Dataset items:
::::

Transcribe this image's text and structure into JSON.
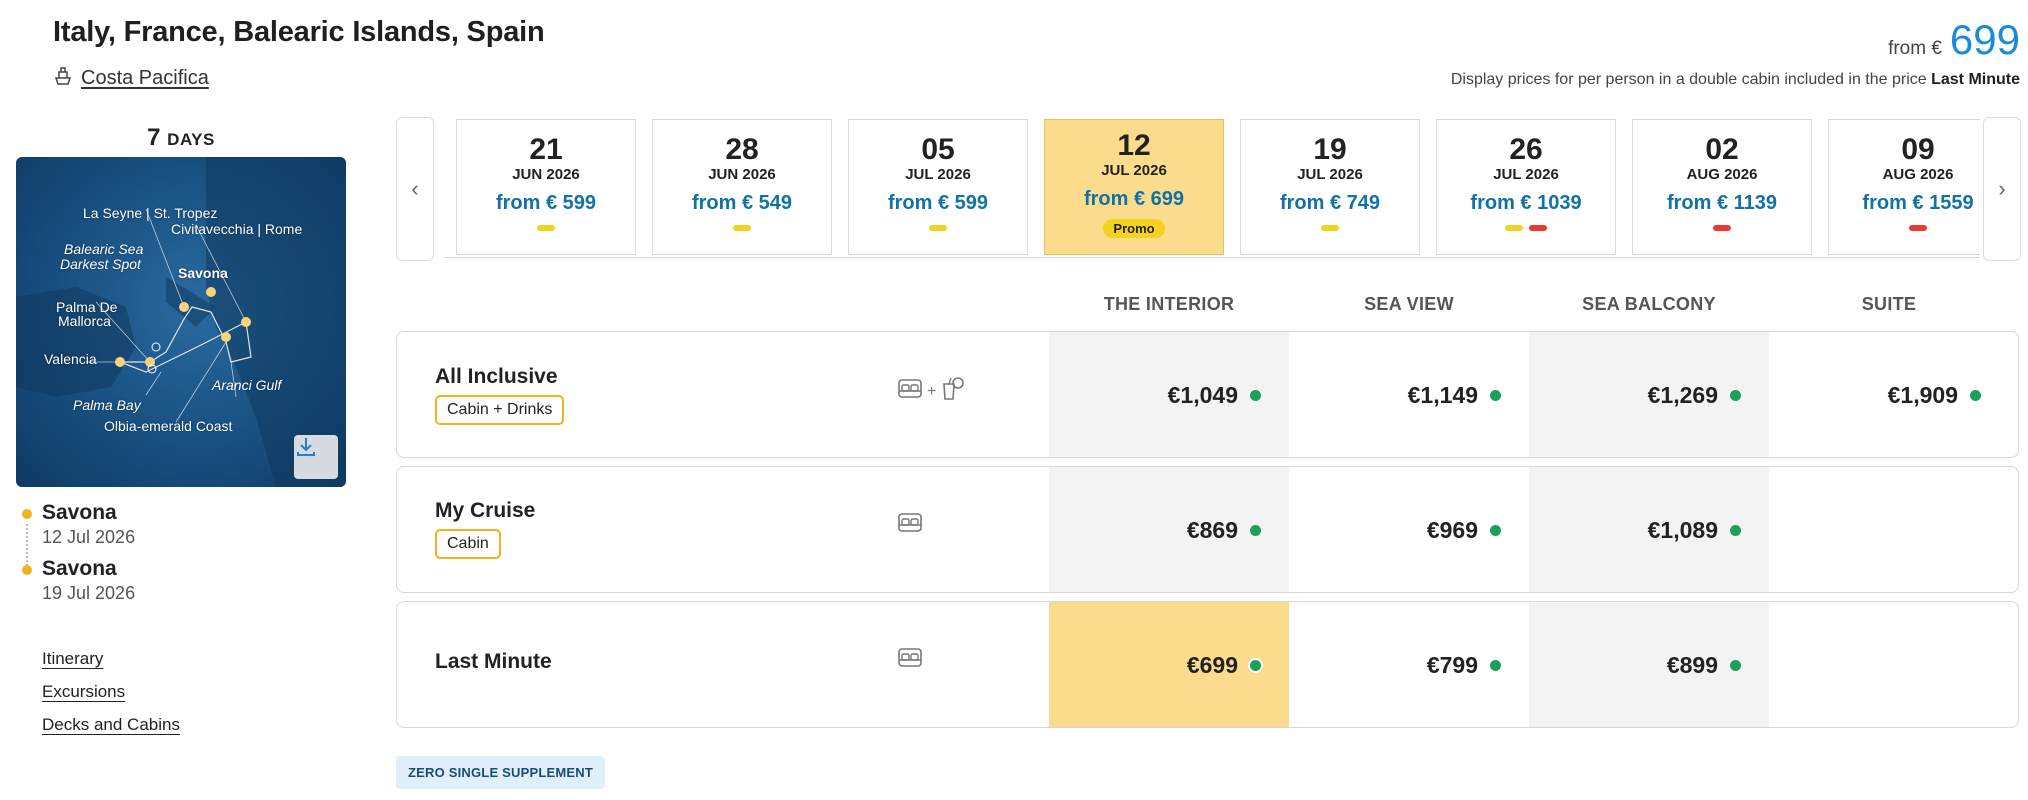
{
  "header": {
    "title": "Italy, France, Balearic Islands, Spain",
    "ship_name": "Costa Pacifica",
    "from_label": "from €",
    "from_price": "699",
    "disclaimer_prefix": "Display prices for per person in a double cabin included in the price",
    "disclaimer_bold": "Last Minute"
  },
  "duration": {
    "number": "7",
    "unit": "DAYS"
  },
  "map": {
    "labels": {
      "la_seyne": "La Seyne | St. Tropez",
      "civitavecchia": "Civitavecchia | Rome",
      "balearic": "Balearic Sea",
      "darkest": "Darkest Spot",
      "savona": "Savona",
      "palma_de": "Palma De",
      "mallorca": "Mallorca",
      "valencia": "Valencia",
      "aranci": "Aranci Gulf",
      "palma_bay": "Palma Bay",
      "olbia": "Olbia-emerald Coast"
    },
    "download_icon": "download-icon"
  },
  "itinerary_stops": [
    {
      "port": "Savona",
      "date": "12 Jul 2026"
    },
    {
      "port": "Savona",
      "date": "19 Jul 2026"
    }
  ],
  "links": [
    "Itinerary",
    "Excursions",
    "Decks and Cabins"
  ],
  "carousel": {
    "prev_icon": "chevron-left-icon",
    "next_icon": "chevron-right-icon",
    "dates": [
      {
        "day": "21",
        "month": "JUN 2026",
        "price": "from € 599",
        "marks": [
          "y"
        ]
      },
      {
        "day": "28",
        "month": "JUN 2026",
        "price": "from € 549",
        "marks": [
          "y"
        ]
      },
      {
        "day": "05",
        "month": "JUL 2026",
        "price": "from € 599",
        "marks": [
          "y"
        ]
      },
      {
        "day": "12",
        "month": "JUL 2026",
        "price": "from € 699",
        "promo": "Promo",
        "selected": true
      },
      {
        "day": "19",
        "month": "JUL 2026",
        "price": "from € 749",
        "marks": [
          "y"
        ]
      },
      {
        "day": "26",
        "month": "JUL 2026",
        "price": "from € 1039",
        "marks": [
          "y",
          "r"
        ]
      },
      {
        "day": "02",
        "month": "AUG 2026",
        "price": "from € 1139",
        "marks": [
          "r"
        ]
      },
      {
        "day": "09",
        "month": "AUG 2026",
        "price": "from € 1559",
        "marks": [
          "r"
        ]
      }
    ]
  },
  "cabin_columns": [
    "THE INTERIOR",
    "SEA VIEW",
    "SEA BALCONY",
    "SUITE"
  ],
  "fares": [
    {
      "name": "All Inclusive",
      "tag": "Cabin + Drinks",
      "icons": [
        "bed-icon",
        "drink-icon"
      ],
      "plus": "+",
      "prices": [
        "€1,049",
        "€1,149",
        "€1,269",
        "€1,909"
      ]
    },
    {
      "name": "My Cruise",
      "tag": "Cabin",
      "icons": [
        "bed-icon"
      ],
      "prices": [
        "€869",
        "€969",
        "€1,089",
        ""
      ]
    },
    {
      "name": "Last Minute",
      "tag": "",
      "icons": [
        "bed-icon"
      ],
      "prices": [
        "€699",
        "€799",
        "€899",
        ""
      ]
    }
  ],
  "badge": "ZERO SINGLE SUPPLEMENT",
  "colors": {
    "accent_blue": "#1a8bd8",
    "price_blue": "#1172a6",
    "highlight": "#fbdb8c",
    "promo_yellow": "#f5d21f",
    "available_green": "#1aa05a",
    "unavailable_red": "#ea3a32"
  }
}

::::

Task description:
Select and copy every line of the material that holds the string "chevron".

Correct answer:
    "prev_icon": "chevron-left-icon",
    "next_icon": "chevron-right-icon",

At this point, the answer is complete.